→ DIRECTION
Extract all of the entries and give them again, word for word.
--- start ---
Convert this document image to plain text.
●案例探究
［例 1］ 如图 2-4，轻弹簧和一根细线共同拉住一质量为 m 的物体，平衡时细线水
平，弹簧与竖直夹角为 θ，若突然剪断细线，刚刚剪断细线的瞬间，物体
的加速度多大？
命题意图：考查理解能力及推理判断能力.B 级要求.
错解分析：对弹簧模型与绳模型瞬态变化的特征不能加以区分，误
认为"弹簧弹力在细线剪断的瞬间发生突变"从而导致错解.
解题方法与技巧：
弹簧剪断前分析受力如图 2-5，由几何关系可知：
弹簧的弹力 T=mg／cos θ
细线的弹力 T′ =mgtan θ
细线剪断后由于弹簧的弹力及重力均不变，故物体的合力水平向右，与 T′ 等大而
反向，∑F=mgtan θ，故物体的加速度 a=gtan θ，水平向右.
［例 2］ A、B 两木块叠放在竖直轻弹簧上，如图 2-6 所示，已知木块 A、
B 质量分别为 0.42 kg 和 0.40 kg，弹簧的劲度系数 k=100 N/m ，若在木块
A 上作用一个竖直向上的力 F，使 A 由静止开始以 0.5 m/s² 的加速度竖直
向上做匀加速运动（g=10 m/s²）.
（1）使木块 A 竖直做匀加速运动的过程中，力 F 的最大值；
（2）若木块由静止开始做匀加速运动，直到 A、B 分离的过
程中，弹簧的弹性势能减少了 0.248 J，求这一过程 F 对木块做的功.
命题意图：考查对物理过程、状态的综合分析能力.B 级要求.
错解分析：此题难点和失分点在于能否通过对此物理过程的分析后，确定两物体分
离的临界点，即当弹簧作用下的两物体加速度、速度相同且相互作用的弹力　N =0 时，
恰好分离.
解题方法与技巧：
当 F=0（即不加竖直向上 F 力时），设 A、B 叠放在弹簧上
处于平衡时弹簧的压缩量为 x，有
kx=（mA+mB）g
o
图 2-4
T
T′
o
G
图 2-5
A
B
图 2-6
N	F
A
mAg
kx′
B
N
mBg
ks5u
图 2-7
--- end ---
→ SOLUTION TO THIS PROBLEM
Convert this document image to plain text.
●案例探究
［例 1］ 如图 2-4，轻弹簧和一根细线共同拉住一质量为 m 的物体，平衡时细线水
平，弹簧与竖直夹角为 θ，若突然剪断细线，刚刚剪断细线的瞬间，物体
的加速度多大？
命题意图：考查理解能力及推理判断能力.B 级要求.
错解分析：对弹簧模型与绳模型瞬态变化的特征不能加以区分，误
认为"弹簧弹力在细线剪断的瞬间发生突变"从而导致错解.
解题方法与技巧：
弹簧剪断前分析受力如图 2-5，由几何关系可知：
弹簧的弹力 T=mg／cos θ
细线的弹力 T′ =mgtan θ
细线剪断后由于弹簧的弹力及重力均不变，故物体的合力水平向右，与 T′ 等大而
反向，∑F=mgtan θ，故物体的加速度 a=gtan θ，水平向右.
［例 2］ A、B 两木块叠放在竖直轻弹簧上，如图 2-6 所示，已知木块 A、
B 质量分别为 0.42 kg 和 0.40 kg，弹簧的劲度系数 k=100 N/m ，若在木块
A 上作用一个竖直向上的力 F，使 A 由静止开始以 0.5 m/s² 的加速度竖直
向上做匀加速运动（g=10 m/s²）.
（1）使木块 A 竖直做匀加速运动的过程中，力 F 的最大值；
（2）若木块由静止开始做匀加速运动，直到 A、B 分离的过
程中，弹簧的弹性势能减少了 0.248 J，求这一过程 F 对木块做的功.
命题意图：考查对物理过程、状态的综合分析能力.B 级要求.
错解分析：此题难点和失分点在于能否通过对此物理过程的分析后，确定两物体分
离的临界点，即当弹簧作用下的两物体加速度、速度相同且相互作用的弹力　N =0 时，
恰好分离.
解题方法与技巧：
当 F=0（即不加竖直向上 F 力时），设 A、B 叠放在弹簧上
处于平衡时弹簧的压缩量为 x，有
kx=（mA+mB）g
o
图 2-4
T
T′
o
G
图 2-5
A
B
图 2-6
N	F
A
mAg
kx′
B
N
mBg
ks5u
图 2-7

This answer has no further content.